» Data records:
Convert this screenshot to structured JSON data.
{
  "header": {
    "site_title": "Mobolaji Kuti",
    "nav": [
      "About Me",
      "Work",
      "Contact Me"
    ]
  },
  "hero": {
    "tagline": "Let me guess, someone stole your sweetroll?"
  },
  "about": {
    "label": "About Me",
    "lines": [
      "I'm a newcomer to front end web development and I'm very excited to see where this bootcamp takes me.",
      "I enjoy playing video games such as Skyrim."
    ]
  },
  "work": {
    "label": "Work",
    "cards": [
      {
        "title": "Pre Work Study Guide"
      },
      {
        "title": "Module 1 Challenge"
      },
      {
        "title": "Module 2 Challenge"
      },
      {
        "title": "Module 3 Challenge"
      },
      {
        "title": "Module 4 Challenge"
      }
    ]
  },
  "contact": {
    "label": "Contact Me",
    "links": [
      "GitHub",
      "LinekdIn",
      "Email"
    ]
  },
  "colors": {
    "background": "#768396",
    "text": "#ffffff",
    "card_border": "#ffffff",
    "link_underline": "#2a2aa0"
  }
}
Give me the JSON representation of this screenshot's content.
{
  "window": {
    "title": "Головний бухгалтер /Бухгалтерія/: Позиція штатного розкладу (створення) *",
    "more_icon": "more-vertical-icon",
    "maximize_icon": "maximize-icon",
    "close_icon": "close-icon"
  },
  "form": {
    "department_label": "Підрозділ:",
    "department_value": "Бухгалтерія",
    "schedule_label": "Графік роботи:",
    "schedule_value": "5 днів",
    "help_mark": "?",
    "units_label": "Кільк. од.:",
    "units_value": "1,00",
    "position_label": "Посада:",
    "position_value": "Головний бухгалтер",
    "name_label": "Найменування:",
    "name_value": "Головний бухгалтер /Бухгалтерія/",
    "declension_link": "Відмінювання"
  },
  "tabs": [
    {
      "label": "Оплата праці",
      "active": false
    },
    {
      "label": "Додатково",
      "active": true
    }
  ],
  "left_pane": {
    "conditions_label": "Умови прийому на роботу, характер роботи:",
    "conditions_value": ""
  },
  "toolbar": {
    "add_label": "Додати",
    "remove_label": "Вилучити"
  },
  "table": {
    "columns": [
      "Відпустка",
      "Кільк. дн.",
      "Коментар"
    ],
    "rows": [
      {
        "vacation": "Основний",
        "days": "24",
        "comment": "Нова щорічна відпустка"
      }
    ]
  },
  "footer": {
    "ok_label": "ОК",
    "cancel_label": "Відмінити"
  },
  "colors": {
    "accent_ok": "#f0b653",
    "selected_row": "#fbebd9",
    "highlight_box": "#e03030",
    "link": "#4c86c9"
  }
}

» Exercise prompt: Please reproduce the entire listing, exactly as shown.

» Final result:
Convert this screenshot to structured JSON data.
{
  "header": {
    "site_title": "Mobolaji Kuti",
    "nav": [
      "About Me",
      "Work",
      "Contact Me"
    ]
  },
  "hero": {
    "tagline": "Let me guess, someone stole your sweetroll?"
  },
  "about": {
    "label": "About Me",
    "lines": [
      "I'm a newcomer to front end web development and I'm very excited to see where this bootcamp takes me.",
      "I enjoy playing video games such as Skyrim."
    ]
  },
  "work": {
    "label": "Work",
    "cards": [
      {
        "title": "Pre Work Study Guide"
      },
      {
        "title": "Module 1 Challenge"
      },
      {
        "title": "Module 2 Challenge"
      },
      {
        "title": "Module 3 Challenge"
      },
      {
        "title": "Module 4 Challenge"
      }
    ]
  },
  "contact": {
    "label": "Contact Me",
    "links": [
      "GitHub",
      "LinekdIn",
      "Email"
    ]
  },
  "colors": {
    "background": "#768396",
    "text": "#ffffff",
    "card_border": "#ffffff",
    "link_underline": "#2a2aa0"
  }
}
Give me the JSON representation of this screenshot's content.
{
  "window": {
    "title": "Головний бухгалтер /Бухгалтерія/: Позиція штатного розкладу (створення) *",
    "more_icon": "more-vertical-icon",
    "maximize_icon": "maximize-icon",
    "close_icon": "close-icon"
  },
  "form": {
    "department_label": "Підрозділ:",
    "department_value": "Бухгалтерія",
    "schedule_label": "Графік роботи:",
    "schedule_value": "5 днів",
    "help_mark": "?",
    "units_label": "Кільк. од.:",
    "units_value": "1,00",
    "position_label": "Посада:",
    "position_value": "Головний бухгалтер",
    "name_label": "Найменування:",
    "name_value": "Головний бухгалтер /Бухгалтерія/",
    "declension_link": "Відмінювання"
  },
  "tabs": [
    {
      "label": "Оплата праці",
      "active": false
    },
    {
      "label": "Додатково",
      "active": true
    }
  ],
  "left_pane": {
    "conditions_label": "Умови прийому на роботу, характер роботи:",
    "conditions_value": ""
  },
  "toolbar": {
    "add_label": "Додати",
    "remove_label": "Вилучити"
  },
  "table": {
    "columns": [
      "Відпустка",
      "Кільк. дн.",
      "Коментар"
    ],
    "rows": [
      {
        "vacation": "Основний",
        "days": "24",
        "comment": "Нова щорічна відпустка"
      }
    ]
  },
  "footer": {
    "ok_label": "ОК",
    "cancel_label": "Відмінити"
  },
  "colors": {
    "accent_ok": "#f0b653",
    "selected_row": "#fbebd9",
    "highlight_box": "#e03030",
    "link": "#4c86c9"
  }
}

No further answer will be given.